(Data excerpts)
┄┄┄┄┄┄┄┄┄┄┄┄┄┄┄┄┄┄┄┄

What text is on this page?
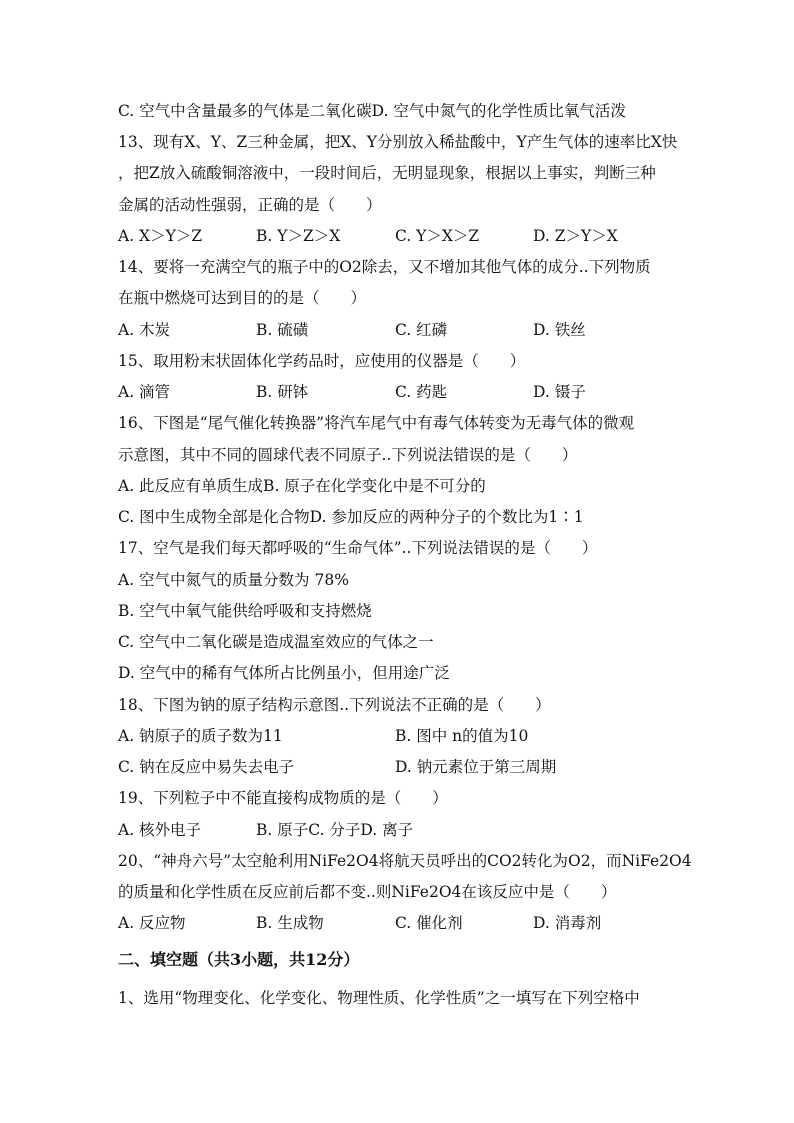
C. 空气中含量最多的气体是二氧化碳D. 空气中氮气的化学性质比氧气活泼
13、现有X、Y、Z三种金属，把X、Y分别放入稀盐酸中，Y产生气体的速率比X快
，把Z放入硫酸铜溶液中，一段时间后，无明显现象，根据以上事实，判断三种
金属的活动性强弱，正确的是（　　）
A. X＞Y＞Z	B. Y＞Z＞X	C. Y＞X＞Z	D. Z＞Y＞X
14、要将一充满空气的瓶子中的O2除去，又不增加其他气体的成分..下列物质
在瓶中燃烧可达到目的的是（　　）
A. 木炭	B. 硫磺	C. 红磷	D. 铁丝
15、取用粉末状固体化学药品时，应使用的仪器是（　　）
A. 滴管	B. 研钵	C. 药匙	D. 镊子
16、下图是“尾气催化转换器”将汽车尾气中有毒气体转变为无毒气体的微观
示意图，其中不同的圆球代表不同原子..下列说法错误的是（　　）
A. 此反应有单质生成B. 原子在化学变化中是不可分的
C. 图中生成物全部是化合物D. 参加反应的两种分子的个数比为1∶1
17、空气是我们每天都呼吸的“生命气体”..下列说法错误的是（　　）
A. 空气中氮气的质量分数为 78%
B. 空气中氧气能供给呼吸和支持燃烧
C. 空气中二氧化碳是造成温室效应的气体之一
D. 空气中的稀有气体所占比例虽小，但用途广泛
18、下图为钠的原子结构示意图..下列说法不正确的是（　　）
A. 钠原子的质子数为11	B. 图中 n的值为10
C. 钠在反应中易失去电子	D. 钠元素位于第三周期
19、下列粒子中不能直接构成物质的是（　　）
A. 核外电子	B. 原子C. 分子D. 离子
20、“神舟六号”太空舱利用NiFe2O4将航天员呼出的CO2转化为O2，而NiFe2O4
的质量和化学性质在反应前后都不变..则NiFe2O4在该反应中是（　　）
A. 反应物	B. 生成物	C. 催化剂	D. 消毒剂
二、填空题（共3小题，共12分）
1、选用“物理变化、化学变化、物理性质、化学性质”之一填写在下列空格中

┄┄┄┄┄┄┄┄┄┄┄┄┄┄┄┄┄┄┄┄

§ **Short task**
Tally up the lines in the preceding listing that contain the string "下列说法错误的是". Respond with the number and nothing else.

§ **Final result**
2